OBJECTIVE ->
Each entry below is to be given again word for word, with no pictures.

DATA IN THIS EXERCISE ->
□ □ □

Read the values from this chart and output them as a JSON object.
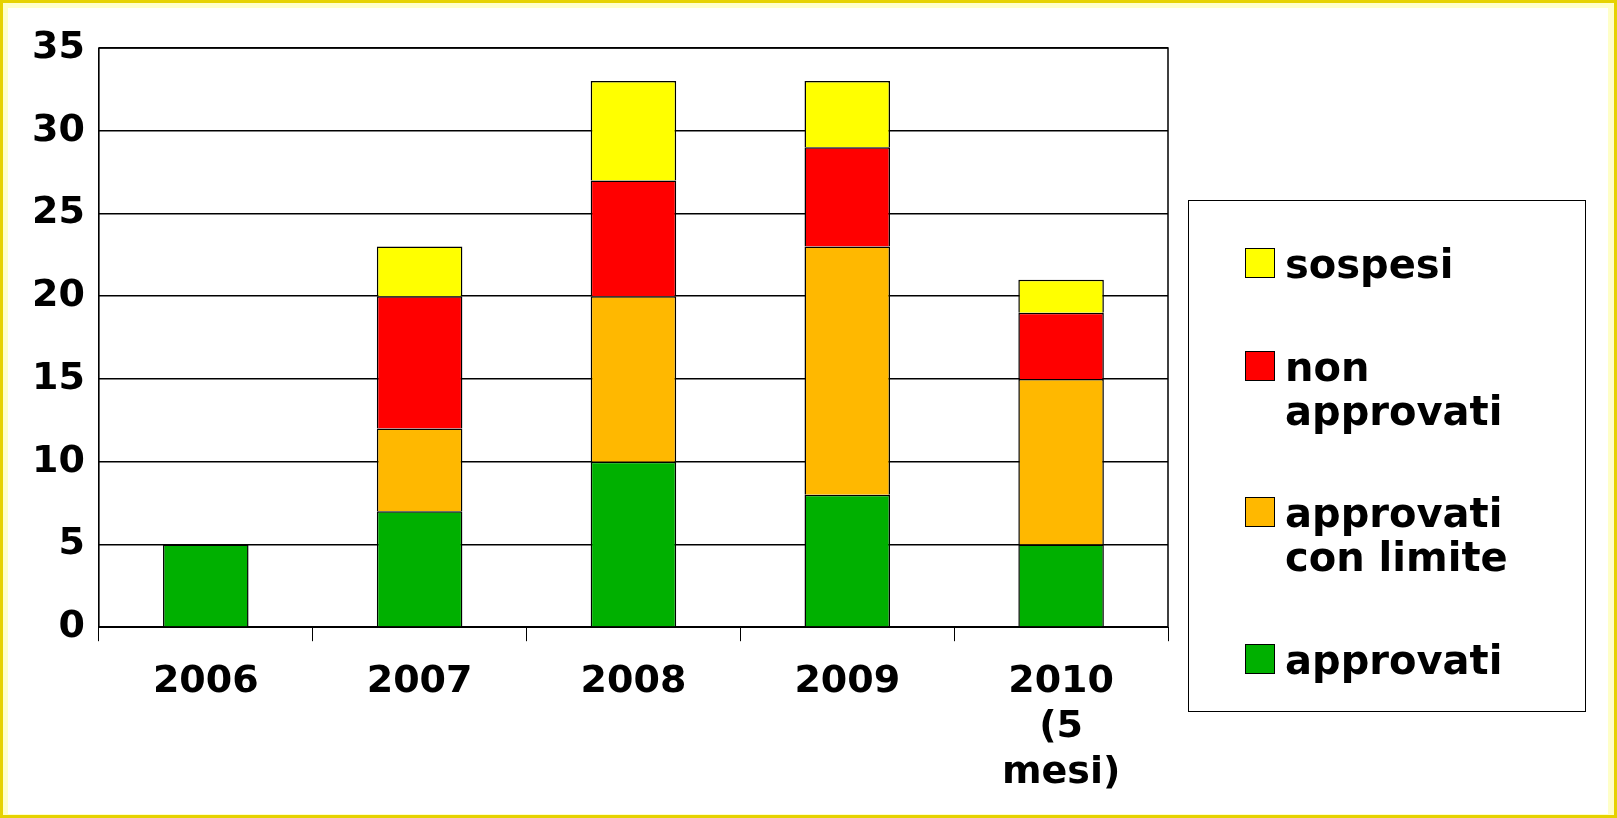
{
  "chart_data": {
    "type": "bar",
    "stacked": true,
    "categories": [
      "2006",
      "2007",
      "2008",
      "2009",
      "2010 (5 mesi)"
    ],
    "series": [
      {
        "name": "approvati",
        "color": "#00b000",
        "values": [
          5,
          7,
          10,
          8,
          5
        ]
      },
      {
        "name": "approvati con limite",
        "color": "#ffb800",
        "values": [
          0,
          5,
          10,
          15,
          10
        ]
      },
      {
        "name": "non approvati",
        "color": "#ff0000",
        "values": [
          0,
          8,
          7,
          6,
          4
        ]
      },
      {
        "name": "sospesi",
        "color": "#ffff00",
        "values": [
          0,
          3,
          6,
          4,
          2
        ]
      }
    ],
    "ylim": [
      0,
      35
    ],
    "yticks": [
      0,
      5,
      10,
      15,
      20,
      25,
      30,
      35
    ],
    "grid": "y",
    "legend": "right"
  }
}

□ □ □

FINISHED ANSWER ->
Read the values from this chart and output them as a JSON object.
{
  "chart_data": {
    "type": "bar",
    "stacked": true,
    "categories": [
      "2006",
      "2007",
      "2008",
      "2009",
      "2010 (5 mesi)"
    ],
    "series": [
      {
        "name": "approvati",
        "color": "#00b000",
        "values": [
          5,
          7,
          10,
          8,
          5
        ]
      },
      {
        "name": "approvati con limite",
        "color": "#ffb800",
        "values": [
          0,
          5,
          10,
          15,
          10
        ]
      },
      {
        "name": "non approvati",
        "color": "#ff0000",
        "values": [
          0,
          8,
          7,
          6,
          4
        ]
      },
      {
        "name": "sospesi",
        "color": "#ffff00",
        "values": [
          0,
          3,
          6,
          4,
          2
        ]
      }
    ],
    "ylim": [
      0,
      35
    ],
    "yticks": [
      0,
      5,
      10,
      15,
      20,
      25,
      30,
      35
    ],
    "grid": "y",
    "legend": "right"
  }
}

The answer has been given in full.